Written task: Every line holding the word "title" counts once. Give the total, nothing more.

The data:
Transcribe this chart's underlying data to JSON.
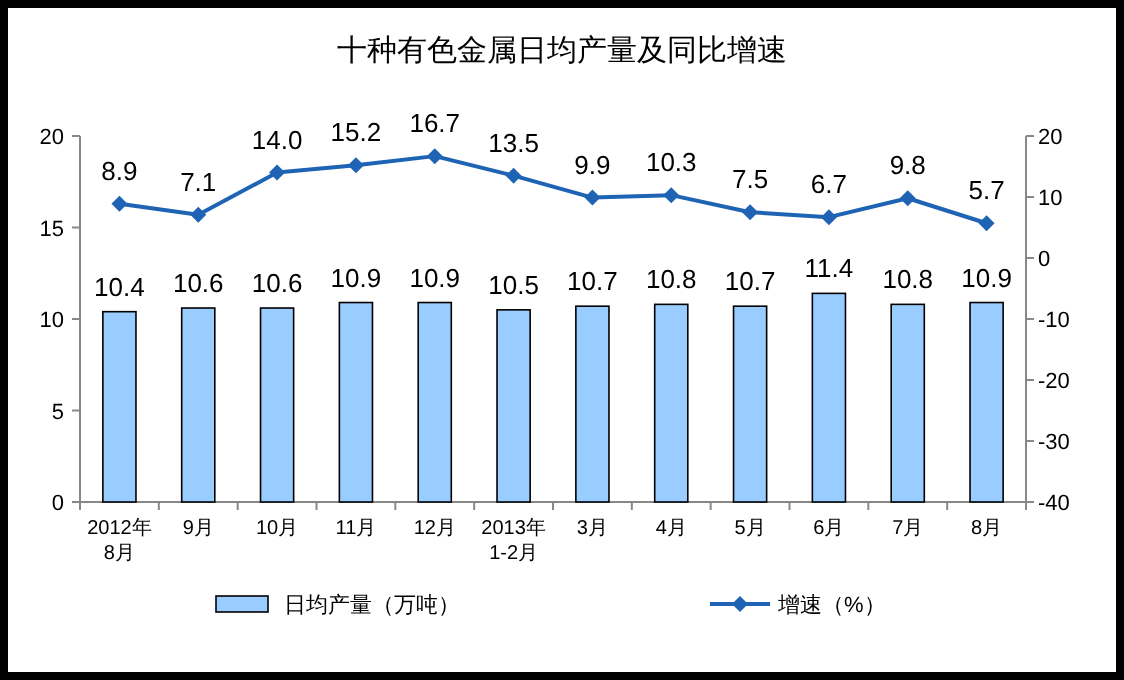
{
  "chart_data": {
    "type": "bar",
    "title": "十种有色金属日均产量及同比增速",
    "categories": [
      "2012年\n8月",
      "9月",
      "10月",
      "11月",
      "12月",
      "2013年\n1-2月",
      "3月",
      "4月",
      "5月",
      "6月",
      "7月",
      "8月"
    ],
    "series": [
      {
        "name": "日均产量（万吨）",
        "color": "#99ccff",
        "values": [
          10.4,
          10.6,
          10.6,
          10.9,
          10.9,
          10.5,
          10.7,
          10.8,
          10.7,
          11.4,
          10.8,
          10.9
        ]
      },
      {
        "name": "增速（%）",
        "type": "line",
        "axis": "y2",
        "color": "#1f64b4",
        "marker": "diamond",
        "values": [
          8.9,
          7.1,
          14.0,
          15.2,
          16.7,
          13.5,
          9.9,
          10.3,
          7.5,
          6.7,
          9.8,
          5.7
        ],
        "value_labels": [
          "8.9",
          "7.1",
          "14.0",
          "15.2",
          "16.7",
          "13.5",
          "9.9",
          "10.3",
          "7.5",
          "6.7",
          "9.8",
          "5.7"
        ]
      }
    ],
    "ylim": [
      0,
      20
    ],
    "yticks": [
      0,
      5,
      10,
      15,
      20
    ],
    "y2lim": [
      -40,
      20
    ],
    "y2ticks": [
      -40,
      -30,
      -20,
      -10,
      0,
      10,
      20
    ],
    "data_labels": true,
    "legend": "bottom",
    "grid": false
  }
}
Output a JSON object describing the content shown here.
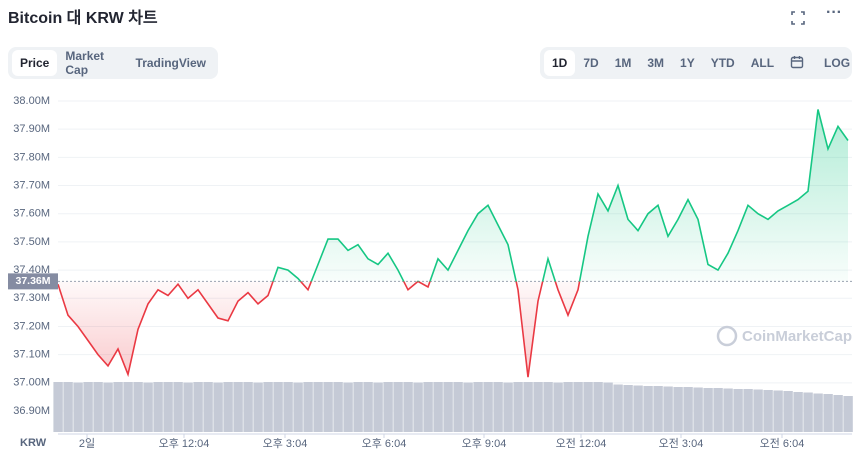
{
  "header": {
    "title": "Bitcoin 대 KRW 차트"
  },
  "tabs": [
    "Price",
    "Market Cap",
    "TradingView"
  ],
  "ranges": [
    "1D",
    "7D",
    "1M",
    "3M",
    "1Y",
    "YTD",
    "ALL"
  ],
  "log_button": "LOG",
  "chart_data": {
    "type": "line",
    "currency": "KRW",
    "watermark": "CoinMarketCap",
    "ylim": [
      36860000,
      38040000
    ],
    "yticks": [
      {
        "value": 38000000,
        "label": "38.00M"
      },
      {
        "value": 37900000,
        "label": "37.90M"
      },
      {
        "value": 37800000,
        "label": "37.80M"
      },
      {
        "value": 37700000,
        "label": "37.70M"
      },
      {
        "value": 37600000,
        "label": "37.60M"
      },
      {
        "value": 37500000,
        "label": "37.50M"
      },
      {
        "value": 37400000,
        "label": "37.40M"
      },
      {
        "value": 37300000,
        "label": "37.30M"
      },
      {
        "value": 37200000,
        "label": "37.20M"
      },
      {
        "value": 37100000,
        "label": "37.10M"
      },
      {
        "value": 37000000,
        "label": "37.00M"
      },
      {
        "value": 36900000,
        "label": "36.90M"
      }
    ],
    "baseline": {
      "value": 37360000,
      "label": "37.36M"
    },
    "xlim": [
      0,
      79.4
    ],
    "xticks": [
      {
        "value": 2.9,
        "label": "2일"
      },
      {
        "value": 12.6,
        "label": "오후 12:04"
      },
      {
        "value": 22.7,
        "label": "오후 3:04"
      },
      {
        "value": 32.6,
        "label": "오후 6:04"
      },
      {
        "value": 42.6,
        "label": "오후 9:04"
      },
      {
        "value": 52.3,
        "label": "오전 12:04"
      },
      {
        "value": 62.3,
        "label": "오전 3:04"
      },
      {
        "value": 72.4,
        "label": "오전 6:04"
      }
    ],
    "grid": true,
    "up_color": "#16c784",
    "down_color": "#ea3943",
    "values": [
      37350000,
      37240000,
      37200000,
      37150000,
      37100000,
      37060000,
      37120000,
      37030000,
      37190000,
      37280000,
      37330000,
      37310000,
      37350000,
      37300000,
      37330000,
      37280000,
      37230000,
      37220000,
      37290000,
      37320000,
      37280000,
      37310000,
      37410000,
      37400000,
      37370000,
      37330000,
      37420000,
      37510000,
      37510000,
      37470000,
      37490000,
      37440000,
      37420000,
      37460000,
      37400000,
      37330000,
      37360000,
      37340000,
      37440000,
      37400000,
      37470000,
      37540000,
      37600000,
      37630000,
      37560000,
      37490000,
      37330000,
      37020000,
      37290000,
      37440000,
      37330000,
      37240000,
      37330000,
      37520000,
      37670000,
      37610000,
      37700000,
      37580000,
      37540000,
      37600000,
      37630000,
      37520000,
      37580000,
      37650000,
      37580000,
      37420000,
      37400000,
      37460000,
      37540000,
      37630000,
      37600000,
      37580000,
      37610000,
      37630000,
      37650000,
      37680000,
      37970000,
      37830000,
      37910000,
      37860000
    ],
    "volume": {
      "color": "#c5cad6",
      "ylim": [
        0,
        100
      ],
      "values": [
        100,
        100,
        99,
        100,
        100,
        99,
        100,
        100,
        100,
        99,
        100,
        100,
        100,
        99,
        100,
        100,
        99,
        100,
        100,
        100,
        99,
        100,
        100,
        100,
        99,
        100,
        100,
        100,
        100,
        99,
        100,
        100,
        99,
        100,
        100,
        100,
        99,
        100,
        100,
        100,
        100,
        99,
        100,
        100,
        100,
        99,
        100,
        100,
        100,
        100,
        99,
        100,
        100,
        100,
        100,
        99,
        95,
        94,
        93,
        92,
        92,
        91,
        90,
        90,
        89,
        88,
        88,
        87,
        86,
        86,
        85,
        84,
        83,
        82,
        80,
        79,
        77,
        76,
        74,
        72
      ]
    }
  }
}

Solution to this task: 2